* _DATASET ENTRIES_
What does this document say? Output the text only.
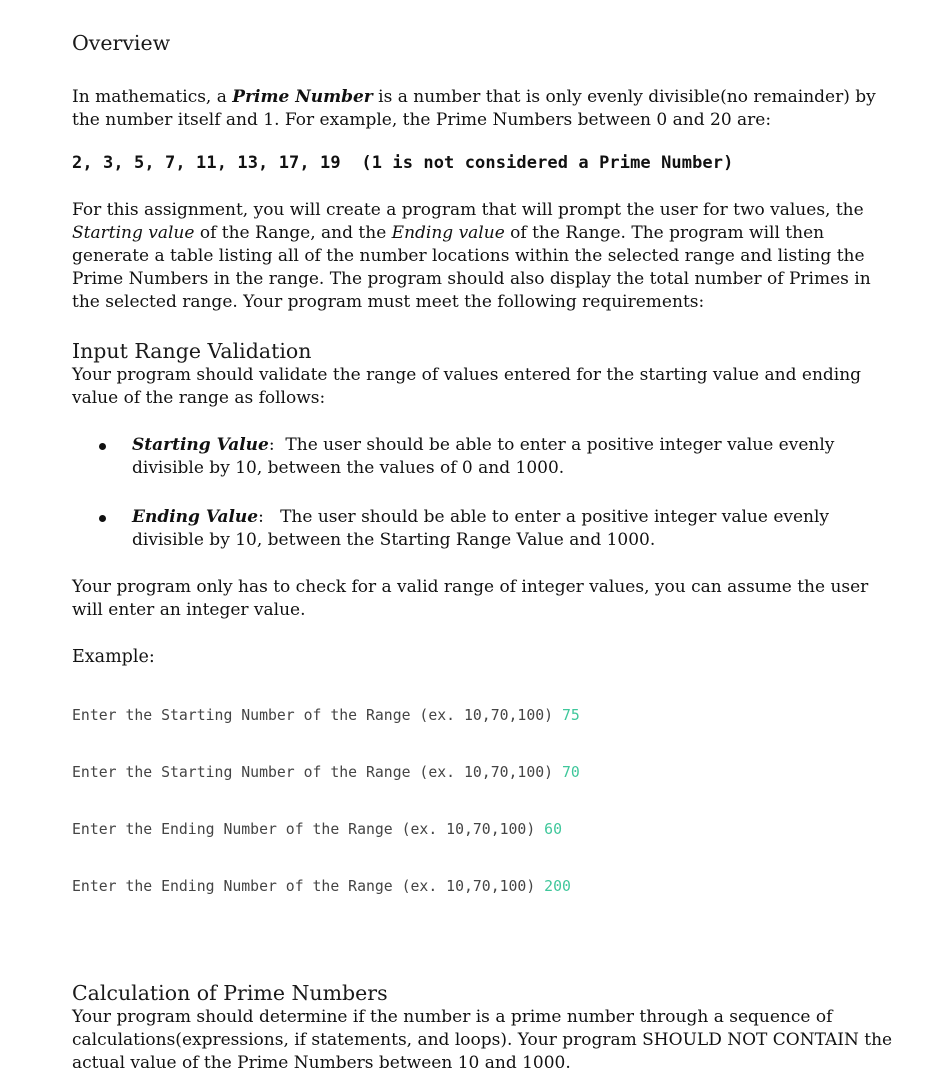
Overview

In mathematics, a Prime Number is a number that is only evenly divisible(no remainder) by the number itself and 1. For example, the Prime Numbers between 0 and 20 are:

2, 3, 5, 7, 11, 13, 17, 19  (1 is not considered a Prime Number)

For this assignment, you will create a program that will prompt the user for two values, the Starting value of the Range, and the Ending value of the Range. The program will then generate a table listing all of the number locations within the selected range and listing the Prime Numbers in the range. The program should also display the total number of Primes in the selected range. Your program must meet the following requirements:

Input Range Validation

Your program should validate the range of values entered for the starting value and ending value of the range as follows:

Starting Value:  The user should be able to enter a positive integer value evenly divisible by 10, between the values of 0 and 1000.
Ending Value:   The user should be able to enter a positive integer value evenly divisible by 10, between the Starting Range Value and 1000.

Your program only has to check for a valid range of integer values, you can assume the user will enter an integer value.

Example:

Enter the Starting Number of the Range (ex. 10,70,100) 75

Enter the Starting Number of the Range (ex. 10,70,100) 70

Enter the Ending Number of the Range (ex. 10,70,100) 60

Enter the Ending Number of the Range (ex. 10,70,100) 200

Calculation of Prime Numbers

Your program should determine if the number is a prime number through a sequence of calculations(expressions, if statements, and loops). Your program SHOULD NOT CONTAIN the actual value of the Prime Numbers between 10 and 1000.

* _TASK STATEMENT_
Reproduce the material word for word. Any pictures should be left out of the copy.

* _WORKED SOLUTION_
What does this document say? Output the text only.
Overview

In mathematics, a Prime Number is a number that is only evenly divisible(no remainder) by the number itself and 1. For example, the Prime Numbers between 0 and 20 are:

2, 3, 5, 7, 11, 13, 17, 19  (1 is not considered a Prime Number)

For this assignment, you will create a program that will prompt the user for two values, the Starting value of the Range, and the Ending value of the Range. The program will then generate a table listing all of the number locations within the selected range and listing the Prime Numbers in the range. The program should also display the total number of Primes in the selected range. Your program must meet the following requirements:

Input Range Validation

Your program should validate the range of values entered for the starting value and ending value of the range as follows:

Starting Value:  The user should be able to enter a positive integer value evenly divisible by 10, between the values of 0 and 1000.
Ending Value:   The user should be able to enter a positive integer value evenly divisible by 10, between the Starting Range Value and 1000.

Your program only has to check for a valid range of integer values, you can assume the user will enter an integer value.

Example:

Enter the Starting Number of the Range (ex. 10,70,100) 75

Enter the Starting Number of the Range (ex. 10,70,100) 70

Enter the Ending Number of the Range (ex. 10,70,100) 60

Enter the Ending Number of the Range (ex. 10,70,100) 200

Calculation of Prime Numbers

Your program should determine if the number is a prime number through a sequence of calculations(expressions, if statements, and loops). Your program SHOULD NOT CONTAIN the actual value of the Prime Numbers between 10 and 1000.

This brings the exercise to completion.